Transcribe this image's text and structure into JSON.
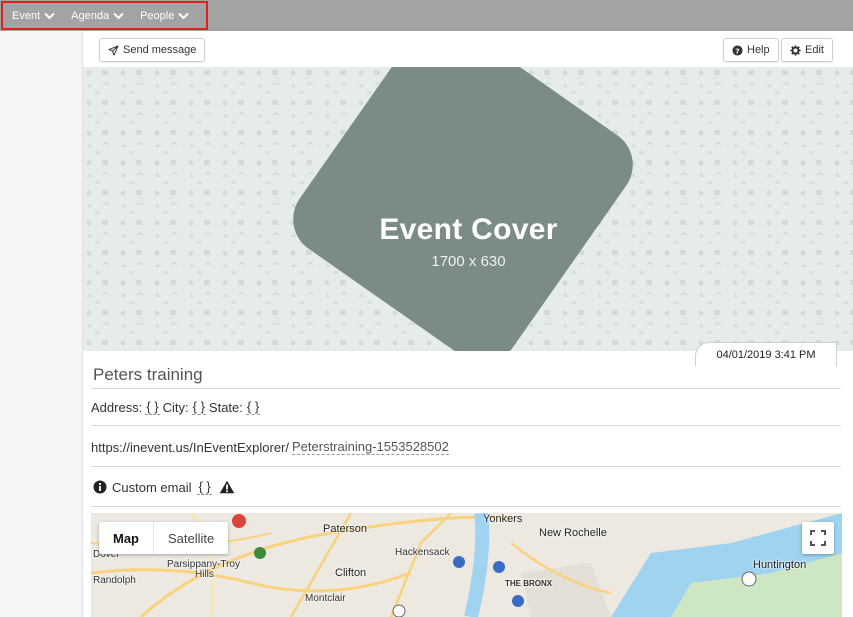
{
  "nav": {
    "items": [
      {
        "label": "Event"
      },
      {
        "label": "Agenda"
      },
      {
        "label": "People"
      }
    ]
  },
  "toolbar": {
    "send_message": "Send message",
    "help": "Help",
    "edit": "Edit"
  },
  "cover": {
    "title": "Event Cover",
    "size": "1700 x 630"
  },
  "event": {
    "datetime": "04/01/2019 3:41 PM",
    "name": "Peters training",
    "address_label": "Address:",
    "address_value": "{ }",
    "city_label": "City:",
    "city_value": "{ }",
    "state_label": "State:",
    "state_value": "{ }",
    "url_prefix": "https://inevent.us/InEventExplorer/",
    "url_slug": "Peterstraining-1553528502",
    "custom_email_label": "Custom email",
    "custom_email_value": "{ }"
  },
  "map": {
    "tab_map": "Map",
    "tab_satellite": "Satellite",
    "labels": {
      "paterson": "Paterson",
      "yonkers": "Yonkers",
      "new_rochelle": "New Rochelle",
      "hackensack": "Hackensack",
      "parsippany": "Parsippany-Troy",
      "hills": "Hills",
      "clifton": "Clifton",
      "randolph": "Randolph",
      "dover": "Dover",
      "montclair": "Montclair",
      "bronx": "THE BRONX",
      "huntington": "Huntington"
    }
  },
  "colors": {
    "topbar": "#a3a3a3",
    "highlight": "#e0201d",
    "cover_bg": "#e6ebeb",
    "cover_shape": "#7a8b88"
  }
}
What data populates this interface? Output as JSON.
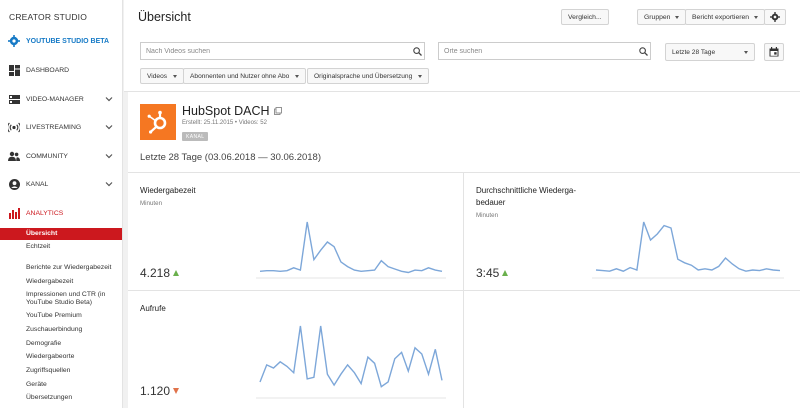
{
  "sidebar": {
    "brand": "CREATOR STUDIO",
    "studio_beta": "YOUTUBE STUDIO BETA",
    "items": [
      {
        "label": "DASHBOARD"
      },
      {
        "label": "VIDEO-MANAGER"
      },
      {
        "label": "LIVESTREAMING"
      },
      {
        "label": "COMMUNITY"
      },
      {
        "label": "KANAL"
      },
      {
        "label": "ANALYTICS"
      }
    ],
    "analytics_sub": {
      "active": "Übersicht",
      "realtime": "Echtzeit",
      "reports_heading": "Berichte zur Wiedergabezeit",
      "reports": [
        "Wiedergabezeit",
        "Impressionen und CTR (in",
        "YouTube Studio Beta)",
        "YouTube Premium",
        "Zuschauerbindung",
        "Demografie",
        "Wiedergabeorte",
        "Zugriffsquellen",
        "Geräte",
        "Übersetzungen"
      ]
    }
  },
  "header": {
    "title": "Übersicht",
    "compare": "Vergleich...",
    "groups": "Gruppen",
    "export": "Bericht exportieren"
  },
  "filters": {
    "video_search_placeholder": "Nach Videos suchen",
    "place_search_placeholder": "Orte suchen",
    "date_range": "Letzte 28 Tage",
    "videos": "Videos",
    "subscribers": "Abonnenten und Nutzer ohne Abo",
    "language": "Originalsprache und Übersetzung"
  },
  "channel": {
    "name": "HubSpot DACH",
    "meta": "Erstellt: 25.11.2015  •  Videos: 52",
    "badge": "KANAL",
    "period": "Letzte 28 Tage (03.06.2018 — 30.06.2018)"
  },
  "cards": {
    "watchtime": {
      "title": "Wiedergabezeit",
      "unit": "Minuten",
      "value": "4.218",
      "trend": "up",
      "series": [
        8,
        9,
        9,
        8,
        9,
        14,
        10,
        92,
        28,
        44,
        58,
        50,
        24,
        16,
        10,
        8,
        9,
        10,
        26,
        16,
        12,
        8,
        6,
        10,
        9,
        14,
        10,
        8
      ]
    },
    "avg_duration": {
      "title_line1": "Durchschnittliche Wiederga-",
      "title_line2": "bedauer",
      "unit": "Minuten",
      "value": "3:45",
      "trend": "up",
      "series": [
        10,
        9,
        8,
        12,
        8,
        14,
        10,
        90,
        60,
        70,
        84,
        80,
        28,
        22,
        18,
        10,
        12,
        10,
        16,
        30,
        20,
        12,
        8,
        10,
        9,
        12,
        10,
        9
      ]
    },
    "views": {
      "title": "Aufrufe",
      "value": "1.120",
      "trend": "down",
      "series": [
        18,
        40,
        36,
        44,
        38,
        30,
        90,
        22,
        24,
        90,
        28,
        14,
        28,
        40,
        30,
        16,
        50,
        42,
        12,
        18,
        48,
        56,
        32,
        62,
        54,
        28,
        60,
        20
      ]
    }
  },
  "colors": {
    "accent_red": "#cc181e",
    "link_blue": "#167ac6",
    "line_blue": "#7da7d9",
    "hubspot_orange": "#f57722",
    "up_green": "#6ab04c",
    "down_orange": "#e0724a"
  }
}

= = =

■ **Task to complete**: Gather every line containing the word "Videos" and copy it.

■ **Reply**:
    "video_search_placeholder": "Nach Videos suchen",
    "videos": "Videos",
    "meta": "Erstellt: 25.11.2015  •  Videos: 52",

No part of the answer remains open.